PROBLEM TO WORK ON:
The line containing "Parse this screenshot: output" and every line after it, through the last, are to be extracted exactly; no other lines belong in the answer.

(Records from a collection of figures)
——
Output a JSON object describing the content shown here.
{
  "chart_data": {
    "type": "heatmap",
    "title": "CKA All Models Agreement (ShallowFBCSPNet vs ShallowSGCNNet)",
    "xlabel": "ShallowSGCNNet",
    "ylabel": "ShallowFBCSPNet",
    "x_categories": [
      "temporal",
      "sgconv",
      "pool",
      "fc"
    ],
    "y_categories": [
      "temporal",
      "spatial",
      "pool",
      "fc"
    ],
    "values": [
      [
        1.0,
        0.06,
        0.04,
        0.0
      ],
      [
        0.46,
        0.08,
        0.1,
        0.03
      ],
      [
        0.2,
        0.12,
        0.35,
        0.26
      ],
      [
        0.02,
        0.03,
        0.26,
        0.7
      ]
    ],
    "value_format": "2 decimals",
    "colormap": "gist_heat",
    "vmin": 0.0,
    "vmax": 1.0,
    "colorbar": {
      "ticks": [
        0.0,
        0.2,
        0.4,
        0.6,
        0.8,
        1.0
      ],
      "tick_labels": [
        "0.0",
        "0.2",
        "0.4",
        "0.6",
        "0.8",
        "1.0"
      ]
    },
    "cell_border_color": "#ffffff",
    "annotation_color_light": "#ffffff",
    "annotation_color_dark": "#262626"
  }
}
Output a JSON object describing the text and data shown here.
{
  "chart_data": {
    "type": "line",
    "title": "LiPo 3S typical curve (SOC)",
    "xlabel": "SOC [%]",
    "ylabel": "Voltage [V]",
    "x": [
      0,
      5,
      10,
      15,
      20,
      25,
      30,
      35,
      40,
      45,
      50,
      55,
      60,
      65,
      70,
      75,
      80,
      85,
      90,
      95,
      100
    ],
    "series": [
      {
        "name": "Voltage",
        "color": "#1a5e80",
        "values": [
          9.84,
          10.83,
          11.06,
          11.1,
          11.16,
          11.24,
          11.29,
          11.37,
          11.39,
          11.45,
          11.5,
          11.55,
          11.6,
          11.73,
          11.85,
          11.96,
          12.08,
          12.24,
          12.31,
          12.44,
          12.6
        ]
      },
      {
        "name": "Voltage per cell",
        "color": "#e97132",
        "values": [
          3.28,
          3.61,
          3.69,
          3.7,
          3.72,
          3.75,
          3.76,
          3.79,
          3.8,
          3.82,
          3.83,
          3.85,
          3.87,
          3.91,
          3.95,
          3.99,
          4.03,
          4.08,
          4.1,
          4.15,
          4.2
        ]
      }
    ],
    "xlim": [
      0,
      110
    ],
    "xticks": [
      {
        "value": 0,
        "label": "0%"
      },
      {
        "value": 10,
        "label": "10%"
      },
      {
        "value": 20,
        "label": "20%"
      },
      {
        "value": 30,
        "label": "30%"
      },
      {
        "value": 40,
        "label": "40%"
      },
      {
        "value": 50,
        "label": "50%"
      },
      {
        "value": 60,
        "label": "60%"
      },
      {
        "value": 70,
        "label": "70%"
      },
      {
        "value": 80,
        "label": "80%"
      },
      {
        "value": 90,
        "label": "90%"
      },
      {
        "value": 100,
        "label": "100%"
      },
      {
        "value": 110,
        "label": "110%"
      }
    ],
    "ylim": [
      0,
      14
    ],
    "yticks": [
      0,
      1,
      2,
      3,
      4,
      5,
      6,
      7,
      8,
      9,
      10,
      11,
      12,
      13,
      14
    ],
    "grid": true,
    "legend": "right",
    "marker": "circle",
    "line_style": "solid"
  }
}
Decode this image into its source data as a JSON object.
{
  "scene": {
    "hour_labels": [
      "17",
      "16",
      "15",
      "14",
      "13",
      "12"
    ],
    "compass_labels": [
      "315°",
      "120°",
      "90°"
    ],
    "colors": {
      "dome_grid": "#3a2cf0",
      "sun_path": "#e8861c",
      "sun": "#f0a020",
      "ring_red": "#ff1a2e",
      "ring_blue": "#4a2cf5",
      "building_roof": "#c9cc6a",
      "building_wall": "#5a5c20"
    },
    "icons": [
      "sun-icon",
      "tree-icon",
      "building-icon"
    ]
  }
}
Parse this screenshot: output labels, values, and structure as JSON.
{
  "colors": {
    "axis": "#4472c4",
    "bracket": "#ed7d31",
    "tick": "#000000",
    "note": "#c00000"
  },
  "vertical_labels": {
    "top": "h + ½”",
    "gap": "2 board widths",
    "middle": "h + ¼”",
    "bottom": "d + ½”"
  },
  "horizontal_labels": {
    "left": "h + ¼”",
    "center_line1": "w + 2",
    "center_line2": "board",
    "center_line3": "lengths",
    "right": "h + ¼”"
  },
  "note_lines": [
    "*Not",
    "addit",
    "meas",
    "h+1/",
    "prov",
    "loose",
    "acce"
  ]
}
——
WRITTEN ANSWER:
Parse this screenshot: output labels, values, and structure as JSON.
{
  "colors": {
    "axis": "#4472c4",
    "bracket": "#ed7d31",
    "tick": "#000000",
    "note": "#c00000"
  },
  "vertical_labels": {
    "top": "h + ½”",
    "gap": "2 board widths",
    "middle": "h + ¼”",
    "bottom": "d + ½”"
  },
  "horizontal_labels": {
    "left": "h + ¼”",
    "center_line1": "w + 2",
    "center_line2": "board",
    "center_line3": "lengths",
    "right": "h + ¼”"
  },
  "note_lines": [
    "*Not",
    "addit",
    "meas",
    "h+1/",
    "prov",
    "loose",
    "acce"
  ]
}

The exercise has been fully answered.